── DATASET EXCERPTS ──

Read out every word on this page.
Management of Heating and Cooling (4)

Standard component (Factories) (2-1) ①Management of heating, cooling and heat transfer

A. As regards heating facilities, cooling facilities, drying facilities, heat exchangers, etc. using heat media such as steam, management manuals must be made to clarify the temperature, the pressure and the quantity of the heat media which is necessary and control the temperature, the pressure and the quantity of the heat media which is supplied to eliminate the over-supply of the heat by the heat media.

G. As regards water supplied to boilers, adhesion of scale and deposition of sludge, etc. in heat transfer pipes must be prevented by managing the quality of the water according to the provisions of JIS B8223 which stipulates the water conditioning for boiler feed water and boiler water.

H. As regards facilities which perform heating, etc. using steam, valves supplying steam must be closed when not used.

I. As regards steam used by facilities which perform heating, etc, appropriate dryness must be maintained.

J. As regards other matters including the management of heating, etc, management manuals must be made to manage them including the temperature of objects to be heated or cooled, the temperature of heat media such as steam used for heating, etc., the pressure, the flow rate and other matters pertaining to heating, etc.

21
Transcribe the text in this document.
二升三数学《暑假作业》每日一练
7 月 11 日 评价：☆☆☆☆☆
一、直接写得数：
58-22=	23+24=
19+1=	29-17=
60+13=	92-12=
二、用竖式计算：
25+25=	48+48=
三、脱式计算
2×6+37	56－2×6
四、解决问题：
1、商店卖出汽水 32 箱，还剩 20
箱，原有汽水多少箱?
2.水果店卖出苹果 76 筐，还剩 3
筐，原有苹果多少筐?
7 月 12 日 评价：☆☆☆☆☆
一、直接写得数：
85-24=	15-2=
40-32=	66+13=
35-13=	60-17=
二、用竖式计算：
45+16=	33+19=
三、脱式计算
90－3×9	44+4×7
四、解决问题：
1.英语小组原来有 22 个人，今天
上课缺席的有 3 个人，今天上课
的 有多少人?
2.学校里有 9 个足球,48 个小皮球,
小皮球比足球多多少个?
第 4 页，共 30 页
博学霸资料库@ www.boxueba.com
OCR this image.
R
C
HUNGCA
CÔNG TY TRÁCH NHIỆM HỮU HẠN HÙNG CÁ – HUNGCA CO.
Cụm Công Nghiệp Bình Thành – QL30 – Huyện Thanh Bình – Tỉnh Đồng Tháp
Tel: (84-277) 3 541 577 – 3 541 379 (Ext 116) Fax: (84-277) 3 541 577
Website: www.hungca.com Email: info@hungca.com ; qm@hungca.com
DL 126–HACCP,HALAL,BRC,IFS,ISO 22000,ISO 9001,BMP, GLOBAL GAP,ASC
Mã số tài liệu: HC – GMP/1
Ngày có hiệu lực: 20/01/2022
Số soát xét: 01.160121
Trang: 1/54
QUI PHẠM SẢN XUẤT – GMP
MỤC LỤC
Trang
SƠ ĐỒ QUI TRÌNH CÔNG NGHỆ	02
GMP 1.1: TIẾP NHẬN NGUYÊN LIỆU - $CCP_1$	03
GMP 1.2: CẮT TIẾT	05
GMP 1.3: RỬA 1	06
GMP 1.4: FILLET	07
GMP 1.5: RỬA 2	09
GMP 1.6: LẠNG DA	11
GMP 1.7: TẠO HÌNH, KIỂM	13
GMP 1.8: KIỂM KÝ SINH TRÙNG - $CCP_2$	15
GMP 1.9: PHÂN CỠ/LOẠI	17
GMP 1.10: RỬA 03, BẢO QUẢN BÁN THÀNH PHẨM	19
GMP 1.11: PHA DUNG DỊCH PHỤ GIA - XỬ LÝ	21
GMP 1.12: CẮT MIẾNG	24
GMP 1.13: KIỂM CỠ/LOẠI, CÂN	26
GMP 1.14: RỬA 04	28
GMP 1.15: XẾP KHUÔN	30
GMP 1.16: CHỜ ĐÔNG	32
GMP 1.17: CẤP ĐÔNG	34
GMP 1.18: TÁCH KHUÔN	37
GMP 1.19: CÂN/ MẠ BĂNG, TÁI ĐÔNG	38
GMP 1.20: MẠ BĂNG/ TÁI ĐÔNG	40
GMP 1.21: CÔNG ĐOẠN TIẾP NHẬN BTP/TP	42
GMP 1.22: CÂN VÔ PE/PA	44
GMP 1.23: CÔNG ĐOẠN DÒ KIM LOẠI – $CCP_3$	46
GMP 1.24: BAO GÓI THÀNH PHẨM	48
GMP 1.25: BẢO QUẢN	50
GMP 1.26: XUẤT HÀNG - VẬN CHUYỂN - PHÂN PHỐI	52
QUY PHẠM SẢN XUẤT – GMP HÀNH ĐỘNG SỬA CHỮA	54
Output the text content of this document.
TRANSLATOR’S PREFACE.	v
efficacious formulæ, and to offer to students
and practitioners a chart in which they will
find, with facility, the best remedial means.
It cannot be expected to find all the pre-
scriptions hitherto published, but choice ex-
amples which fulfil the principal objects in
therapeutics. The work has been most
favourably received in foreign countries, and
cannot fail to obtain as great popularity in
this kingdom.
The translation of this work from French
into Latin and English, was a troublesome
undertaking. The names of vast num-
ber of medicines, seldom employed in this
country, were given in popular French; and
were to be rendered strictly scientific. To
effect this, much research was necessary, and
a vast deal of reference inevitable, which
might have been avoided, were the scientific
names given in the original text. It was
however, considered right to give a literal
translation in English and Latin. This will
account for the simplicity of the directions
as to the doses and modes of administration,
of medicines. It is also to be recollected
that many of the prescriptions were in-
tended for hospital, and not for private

───

= EXERCISE REQUIREMENTS =
Take every line from the data above that holds "XUẤT" and copy it out.

= EXERCISE RESULT =
QUI PHẠM SẢN XUẤT – GMP
GMP 1.26: XUẤT HÀNG - VẬN CHUYỂN - PHÂN PHỐI	52
QUY PHẠM SẢN XUẤT – GMP HÀNH ĐỘNG SỬA CHỮA	54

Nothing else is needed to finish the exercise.